* start *

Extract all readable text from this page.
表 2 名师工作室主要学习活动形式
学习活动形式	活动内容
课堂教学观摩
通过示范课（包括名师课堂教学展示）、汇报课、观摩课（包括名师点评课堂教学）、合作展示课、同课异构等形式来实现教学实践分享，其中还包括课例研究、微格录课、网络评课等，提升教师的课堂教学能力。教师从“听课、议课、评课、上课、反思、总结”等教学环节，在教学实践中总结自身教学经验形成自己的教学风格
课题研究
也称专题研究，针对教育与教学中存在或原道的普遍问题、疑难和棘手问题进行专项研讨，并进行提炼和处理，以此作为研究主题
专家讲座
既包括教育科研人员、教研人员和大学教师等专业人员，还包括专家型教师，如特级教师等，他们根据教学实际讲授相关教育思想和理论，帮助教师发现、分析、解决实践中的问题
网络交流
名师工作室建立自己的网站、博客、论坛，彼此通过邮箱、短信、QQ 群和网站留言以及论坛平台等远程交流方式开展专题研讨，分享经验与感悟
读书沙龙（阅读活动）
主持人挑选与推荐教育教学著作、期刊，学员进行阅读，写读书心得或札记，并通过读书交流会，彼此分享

* end *

To do: Copy each entry exactly, with nothing added or dropped.

Complete response:
Extract all readable text from this page.
表 2 名师工作室主要学习活动形式
学习活动形式	活动内容
课堂教学观摩
通过示范课（包括名师课堂教学展示）、汇报课、观摩课（包括名师点评课堂教学）、合作展示课、同课异构等形式来实现教学实践分享，其中还包括课例研究、微格录课、网络评课等，提升教师的课堂教学能力。教师从“听课、议课、评课、上课、反思、总结”等教学环节，在教学实践中总结自身教学经验形成自己的教学风格
课题研究
也称专题研究，针对教育与教学中存在或原道的普遍问题、疑难和棘手问题进行专项研讨，并进行提炼和处理，以此作为研究主题
专家讲座
既包括教育科研人员、教研人员和大学教师等专业人员，还包括专家型教师，如特级教师等，他们根据教学实际讲授相关教育思想和理论，帮助教师发现、分析、解决实践中的问题
网络交流
名师工作室建立自己的网站、博客、论坛，彼此通过邮箱、短信、QQ 群和网站留言以及论坛平台等远程交流方式开展专题研讨，分享经验与感悟
读书沙龙（阅读活动）
主持人挑选与推荐教育教学著作、期刊，学员进行阅读，写读书心得或札记，并通过读书交流会，彼此分享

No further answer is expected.